--- Records for processing ---

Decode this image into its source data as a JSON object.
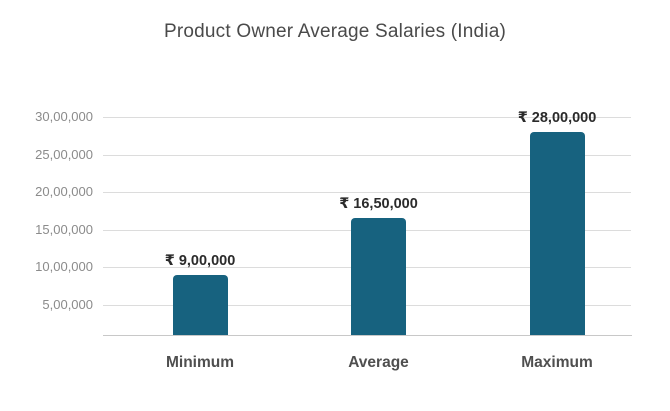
{
  "title": "Product Owner Average Salaries (India)",
  "colors": {
    "bar": "#17627f",
    "title_text": "#4a4a4a",
    "tick_text": "#8b8b8b",
    "value_label_text": "#2b2b2b",
    "category_text": "#4f4f4f",
    "gridline": "#dcdcdc",
    "baseline": "#c8c8c8",
    "background": "#ffffff"
  },
  "chart_data": {
    "type": "bar",
    "title": "Product Owner Average Salaries (India)",
    "categories": [
      "Minimum",
      "Average",
      "Maximum"
    ],
    "values": [
      900000,
      1650000,
      2800000
    ],
    "value_labels": [
      "₹ 9,00,000",
      "₹ 16,50,000",
      "₹ 28,00,000"
    ],
    "currency_symbol": "₹",
    "y_ticks": [
      500000,
      1000000,
      1500000,
      2000000,
      2500000,
      3000000
    ],
    "y_tick_labels": [
      "5,00,000",
      "10,00,000",
      "15,00,000",
      "20,00,000",
      "25,00,000",
      "30,00,000"
    ],
    "ylim": [
      0,
      3000000
    ],
    "xlabel": "",
    "ylabel": "",
    "grid": true,
    "legend": false,
    "bar_color": "#17627f"
  }
}
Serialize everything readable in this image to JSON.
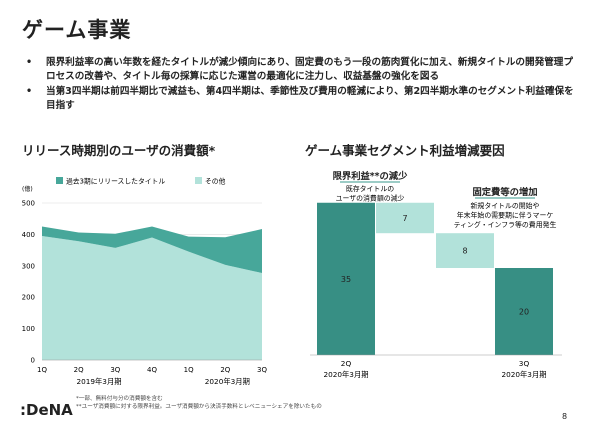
{
  "page": {
    "title": "ゲーム事業",
    "bullets": [
      "限界利益率の高い年数を経たタイトルが減少傾向にあり、固定費のもう一段の筋肉質化に加え、新規タイトルの開発管理プロセスの改善や、タイトル毎の採算に応じた運営の最適化に注力し、収益基盤の強化を図る",
      "当第3四半期は前四半期比で減益も、第4四半期は、季節性及び費用の軽減により、第2四半期水準のセグメント利益確保を目指す"
    ],
    "bullet_marker": "•",
    "left_section_title": "リリース時期別のユーザの消費額*",
    "right_section_title": "ゲーム事業セグメント利益増減要因",
    "footnotes": [
      "*一部、無料付与分の消費額を含む",
      "**ユーザ消費額に対する限界利益。ユーザ消費額から決済手数料とレベニューシェアを除いたもの"
    ],
    "logo": ":DeNA",
    "page_number": "8"
  },
  "colors": {
    "dark_teal": "#47A79A",
    "light_teal": "#B2E2DA",
    "waterfall_teal": "#378F84",
    "grid": "#dddddd",
    "annot_teal": "#38998C"
  },
  "chart_data": [
    {
      "type": "area",
      "stacked": true,
      "unit_label": "(億)",
      "categories": [
        "1Q",
        "2Q",
        "3Q",
        "4Q",
        "1Q",
        "2Q",
        "3Q"
      ],
      "group_labels": [
        "2019年3月期",
        "2020年3月期"
      ],
      "series": [
        {
          "name": "その他",
          "values": [
            395,
            378,
            357,
            390,
            345,
            303,
            277
          ],
          "color": "#B2E2DA"
        },
        {
          "name": "過去3期にリリースしたタイトル",
          "values": [
            30,
            28,
            45,
            35,
            48,
            88,
            140
          ],
          "color": "#47A79A"
        }
      ],
      "ylim": [
        0,
        500
      ],
      "yticks": [
        "0",
        "100",
        "200",
        "300",
        "400",
        "500"
      ],
      "grid": true,
      "legend_position": "top"
    },
    {
      "type": "bar",
      "subtype": "waterfall",
      "unit_label": "(億円)",
      "bars": [
        {
          "label": "2Q",
          "value": 35,
          "value_label": "35",
          "kind": "total"
        },
        {
          "label": "",
          "value": -7,
          "value_label": "7",
          "kind": "delta"
        },
        {
          "label": "",
          "value": -8,
          "value_label": "8",
          "kind": "delta"
        },
        {
          "label": "3Q",
          "value": 20,
          "value_label": "20",
          "kind": "total"
        }
      ],
      "sublabels": [
        "2020年3月期",
        "2020年3月期"
      ],
      "annotations": [
        {
          "title": "限界利益**の減少",
          "text": [
            "既存タイトルの",
            "ユーザの消費額の減少"
          ]
        },
        {
          "title": "固定費等の増加",
          "text": [
            "新規タイトルの開始や",
            "年末年始の需要期に伴うマーケ",
            "ティング・インフラ等の費用発生"
          ]
        }
      ]
    }
  ]
}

---

-- Your objective --
Return the entries unchanged, save for the pictures, which do not belong in the copy.

-- Result of this exercise --
Decode this image into its source data as a JSON object.
{
  "title": "Product Owner Average Salaries (India)",
  "colors": {
    "bar": "#17627f",
    "title_text": "#4a4a4a",
    "tick_text": "#8b8b8b",
    "value_label_text": "#2b2b2b",
    "category_text": "#4f4f4f",
    "gridline": "#dcdcdc",
    "baseline": "#c8c8c8",
    "background": "#ffffff"
  },
  "chart_data": {
    "type": "bar",
    "title": "Product Owner Average Salaries (India)",
    "categories": [
      "Minimum",
      "Average",
      "Maximum"
    ],
    "values": [
      900000,
      1650000,
      2800000
    ],
    "value_labels": [
      "₹ 9,00,000",
      "₹ 16,50,000",
      "₹ 28,00,000"
    ],
    "currency_symbol": "₹",
    "y_ticks": [
      500000,
      1000000,
      1500000,
      2000000,
      2500000,
      3000000
    ],
    "y_tick_labels": [
      "5,00,000",
      "10,00,000",
      "15,00,000",
      "20,00,000",
      "25,00,000",
      "30,00,000"
    ],
    "ylim": [
      0,
      3000000
    ],
    "xlabel": "",
    "ylabel": "",
    "grid": true,
    "legend": false,
    "bar_color": "#17627f"
  }
}
Serialize everything readable in this image to JSON.
{
  "page": {
    "title": "ゲーム事業",
    "bullets": [
      "限界利益率の高い年数を経たタイトルが減少傾向にあり、固定費のもう一段の筋肉質化に加え、新規タイトルの開発管理プロセスの改善や、タイトル毎の採算に応じた運営の最適化に注力し、収益基盤の強化を図る",
      "当第3四半期は前四半期比で減益も、第4四半期は、季節性及び費用の軽減により、第2四半期水準のセグメント利益確保を目指す"
    ],
    "bullet_marker": "•",
    "left_section_title": "リリース時期別のユーザの消費額*",
    "right_section_title": "ゲーム事業セグメント利益増減要因",
    "footnotes": [
      "*一部、無料付与分の消費額を含む",
      "**ユーザ消費額に対する限界利益。ユーザ消費額から決済手数料とレベニューシェアを除いたもの"
    ],
    "logo": ":DeNA",
    "page_number": "8"
  },
  "colors": {
    "dark_teal": "#47A79A",
    "light_teal": "#B2E2DA",
    "waterfall_teal": "#378F84",
    "grid": "#dddddd",
    "annot_teal": "#38998C"
  },
  "chart_data": [
    {
      "type": "area",
      "stacked": true,
      "unit_label": "(億)",
      "categories": [
        "1Q",
        "2Q",
        "3Q",
        "4Q",
        "1Q",
        "2Q",
        "3Q"
      ],
      "group_labels": [
        "2019年3月期",
        "2020年3月期"
      ],
      "series": [
        {
          "name": "その他",
          "values": [
            395,
            378,
            357,
            390,
            345,
            303,
            277
          ],
          "color": "#B2E2DA"
        },
        {
          "name": "過去3期にリリースしたタイトル",
          "values": [
            30,
            28,
            45,
            35,
            48,
            88,
            140
          ],
          "color": "#47A79A"
        }
      ],
      "ylim": [
        0,
        500
      ],
      "yticks": [
        "0",
        "100",
        "200",
        "300",
        "400",
        "500"
      ],
      "grid": true,
      "legend_position": "top"
    },
    {
      "type": "bar",
      "subtype": "waterfall",
      "unit_label": "(億円)",
      "bars": [
        {
          "label": "2Q",
          "value": 35,
          "value_label": "35",
          "kind": "total"
        },
        {
          "label": "",
          "value": -7,
          "value_label": "7",
          "kind": "delta"
        },
        {
          "label": "",
          "value": -8,
          "value_label": "8",
          "kind": "delta"
        },
        {
          "label": "3Q",
          "value": 20,
          "value_label": "20",
          "kind": "total"
        }
      ],
      "sublabels": [
        "2020年3月期",
        "2020年3月期"
      ],
      "annotations": [
        {
          "title": "限界利益**の減少",
          "text": [
            "既存タイトルの",
            "ユーザの消費額の減少"
          ]
        },
        {
          "title": "固定費等の増加",
          "text": [
            "新規タイトルの開始や",
            "年末年始の需要期に伴うマーケ",
            "ティング・インフラ等の費用発生"
          ]
        }
      ]
    }
  ]
}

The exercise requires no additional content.